### SET TASK
Report how many lines of the following entries include the string "TradingView"; respond with the number alone.

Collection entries
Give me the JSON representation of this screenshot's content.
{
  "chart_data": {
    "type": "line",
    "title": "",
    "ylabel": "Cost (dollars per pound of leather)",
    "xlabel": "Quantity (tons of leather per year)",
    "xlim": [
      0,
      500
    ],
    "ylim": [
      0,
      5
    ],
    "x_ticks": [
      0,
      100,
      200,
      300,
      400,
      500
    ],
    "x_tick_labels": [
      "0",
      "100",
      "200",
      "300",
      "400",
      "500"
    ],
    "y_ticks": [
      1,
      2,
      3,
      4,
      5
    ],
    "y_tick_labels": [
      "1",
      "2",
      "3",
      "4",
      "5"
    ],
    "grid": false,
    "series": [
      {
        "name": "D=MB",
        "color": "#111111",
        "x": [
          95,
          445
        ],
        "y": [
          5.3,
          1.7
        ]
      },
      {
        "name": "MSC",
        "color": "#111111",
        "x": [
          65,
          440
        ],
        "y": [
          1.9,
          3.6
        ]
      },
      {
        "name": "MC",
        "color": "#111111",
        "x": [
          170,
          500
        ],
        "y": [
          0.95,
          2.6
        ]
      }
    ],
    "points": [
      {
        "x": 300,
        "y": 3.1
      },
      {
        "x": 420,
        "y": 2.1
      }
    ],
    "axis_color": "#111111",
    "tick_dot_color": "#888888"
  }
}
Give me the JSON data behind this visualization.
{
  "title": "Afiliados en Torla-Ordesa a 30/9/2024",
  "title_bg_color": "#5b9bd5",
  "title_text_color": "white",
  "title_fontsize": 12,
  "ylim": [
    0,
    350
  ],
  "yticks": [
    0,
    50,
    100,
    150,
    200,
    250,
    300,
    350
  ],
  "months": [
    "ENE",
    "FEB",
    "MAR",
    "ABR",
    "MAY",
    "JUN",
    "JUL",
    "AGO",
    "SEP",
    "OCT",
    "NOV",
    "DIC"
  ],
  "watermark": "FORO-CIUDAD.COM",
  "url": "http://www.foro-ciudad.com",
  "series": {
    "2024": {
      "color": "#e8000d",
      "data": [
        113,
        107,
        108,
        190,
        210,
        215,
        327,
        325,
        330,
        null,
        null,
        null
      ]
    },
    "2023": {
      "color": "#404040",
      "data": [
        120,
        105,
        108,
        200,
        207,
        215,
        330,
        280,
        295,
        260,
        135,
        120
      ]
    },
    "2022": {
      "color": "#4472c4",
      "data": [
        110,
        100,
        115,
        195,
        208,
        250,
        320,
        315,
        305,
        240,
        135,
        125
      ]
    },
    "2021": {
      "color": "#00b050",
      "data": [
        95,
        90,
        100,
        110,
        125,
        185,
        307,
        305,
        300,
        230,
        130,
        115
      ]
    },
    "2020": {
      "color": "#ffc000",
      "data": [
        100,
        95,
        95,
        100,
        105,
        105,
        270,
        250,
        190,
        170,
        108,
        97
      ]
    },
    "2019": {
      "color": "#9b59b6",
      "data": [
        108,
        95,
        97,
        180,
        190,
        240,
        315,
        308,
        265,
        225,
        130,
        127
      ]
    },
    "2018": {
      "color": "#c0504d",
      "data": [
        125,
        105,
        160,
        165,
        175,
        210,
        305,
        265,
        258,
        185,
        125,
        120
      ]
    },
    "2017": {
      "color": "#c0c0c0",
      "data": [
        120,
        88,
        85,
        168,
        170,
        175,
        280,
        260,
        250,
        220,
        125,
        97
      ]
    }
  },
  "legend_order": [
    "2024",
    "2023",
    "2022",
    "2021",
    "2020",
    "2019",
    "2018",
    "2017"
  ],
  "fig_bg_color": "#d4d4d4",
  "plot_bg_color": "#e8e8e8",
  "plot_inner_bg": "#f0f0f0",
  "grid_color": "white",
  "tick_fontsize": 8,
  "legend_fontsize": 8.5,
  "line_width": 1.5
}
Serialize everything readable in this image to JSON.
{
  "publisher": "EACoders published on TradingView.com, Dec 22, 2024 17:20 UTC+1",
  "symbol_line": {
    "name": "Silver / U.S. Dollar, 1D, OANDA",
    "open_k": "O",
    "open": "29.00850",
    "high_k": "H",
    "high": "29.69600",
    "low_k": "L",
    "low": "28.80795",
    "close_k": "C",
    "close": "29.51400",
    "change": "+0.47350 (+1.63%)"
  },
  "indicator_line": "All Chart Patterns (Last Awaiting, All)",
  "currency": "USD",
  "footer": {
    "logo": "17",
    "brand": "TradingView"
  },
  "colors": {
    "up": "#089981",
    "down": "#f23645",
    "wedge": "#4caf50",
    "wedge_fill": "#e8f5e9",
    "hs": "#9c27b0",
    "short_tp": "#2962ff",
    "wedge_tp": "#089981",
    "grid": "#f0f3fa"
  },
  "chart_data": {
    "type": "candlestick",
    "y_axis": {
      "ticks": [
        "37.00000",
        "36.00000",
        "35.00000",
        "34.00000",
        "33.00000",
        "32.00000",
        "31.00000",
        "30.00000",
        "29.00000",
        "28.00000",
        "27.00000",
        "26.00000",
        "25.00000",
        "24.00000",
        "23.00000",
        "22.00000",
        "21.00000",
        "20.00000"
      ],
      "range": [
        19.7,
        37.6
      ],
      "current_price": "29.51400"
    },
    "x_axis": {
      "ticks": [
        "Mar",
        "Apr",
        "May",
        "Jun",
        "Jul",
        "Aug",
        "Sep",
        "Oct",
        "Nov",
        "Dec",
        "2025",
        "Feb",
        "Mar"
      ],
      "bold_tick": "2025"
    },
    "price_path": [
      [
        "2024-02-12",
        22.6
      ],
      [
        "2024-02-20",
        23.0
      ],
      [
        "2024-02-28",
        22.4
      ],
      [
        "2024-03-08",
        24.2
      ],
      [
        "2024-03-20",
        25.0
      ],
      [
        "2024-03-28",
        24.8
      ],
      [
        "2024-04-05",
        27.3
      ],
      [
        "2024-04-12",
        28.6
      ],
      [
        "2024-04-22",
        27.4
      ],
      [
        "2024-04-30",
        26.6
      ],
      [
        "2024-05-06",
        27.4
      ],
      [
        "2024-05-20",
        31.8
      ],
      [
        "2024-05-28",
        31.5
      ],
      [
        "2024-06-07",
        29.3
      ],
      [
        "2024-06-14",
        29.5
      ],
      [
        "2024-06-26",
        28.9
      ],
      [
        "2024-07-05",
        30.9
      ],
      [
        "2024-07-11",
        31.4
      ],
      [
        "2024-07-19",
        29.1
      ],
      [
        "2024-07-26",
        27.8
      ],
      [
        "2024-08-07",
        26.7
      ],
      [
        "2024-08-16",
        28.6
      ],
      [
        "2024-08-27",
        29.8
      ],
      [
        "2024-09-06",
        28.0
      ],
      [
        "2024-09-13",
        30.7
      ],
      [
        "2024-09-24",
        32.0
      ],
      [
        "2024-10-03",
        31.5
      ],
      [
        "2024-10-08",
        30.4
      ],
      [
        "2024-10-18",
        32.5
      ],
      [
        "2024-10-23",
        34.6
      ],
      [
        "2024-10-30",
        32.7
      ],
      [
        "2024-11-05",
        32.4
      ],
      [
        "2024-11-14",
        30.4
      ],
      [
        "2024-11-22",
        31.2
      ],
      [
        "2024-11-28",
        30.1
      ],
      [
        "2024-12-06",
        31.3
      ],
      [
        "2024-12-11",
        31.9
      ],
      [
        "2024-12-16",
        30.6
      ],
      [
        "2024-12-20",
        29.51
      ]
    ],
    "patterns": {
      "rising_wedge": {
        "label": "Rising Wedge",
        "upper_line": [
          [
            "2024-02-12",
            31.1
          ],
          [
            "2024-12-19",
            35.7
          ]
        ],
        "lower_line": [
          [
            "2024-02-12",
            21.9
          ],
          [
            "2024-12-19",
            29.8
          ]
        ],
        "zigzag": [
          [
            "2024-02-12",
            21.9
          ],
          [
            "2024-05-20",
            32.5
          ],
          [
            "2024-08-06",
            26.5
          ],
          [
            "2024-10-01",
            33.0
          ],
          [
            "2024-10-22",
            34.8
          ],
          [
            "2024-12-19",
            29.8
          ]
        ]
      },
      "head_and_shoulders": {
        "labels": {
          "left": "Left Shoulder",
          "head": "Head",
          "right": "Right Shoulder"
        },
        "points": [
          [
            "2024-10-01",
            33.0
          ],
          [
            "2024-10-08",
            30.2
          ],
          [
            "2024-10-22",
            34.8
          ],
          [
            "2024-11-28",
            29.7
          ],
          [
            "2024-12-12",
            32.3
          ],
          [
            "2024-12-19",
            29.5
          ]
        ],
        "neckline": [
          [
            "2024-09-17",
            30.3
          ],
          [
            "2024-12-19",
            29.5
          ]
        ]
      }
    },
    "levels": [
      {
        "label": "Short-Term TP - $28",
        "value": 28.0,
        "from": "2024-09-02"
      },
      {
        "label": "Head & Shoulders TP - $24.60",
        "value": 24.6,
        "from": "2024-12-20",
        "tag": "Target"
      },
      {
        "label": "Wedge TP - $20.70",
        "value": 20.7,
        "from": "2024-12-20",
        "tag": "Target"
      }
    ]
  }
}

### RESPONSE TO THE TASK
2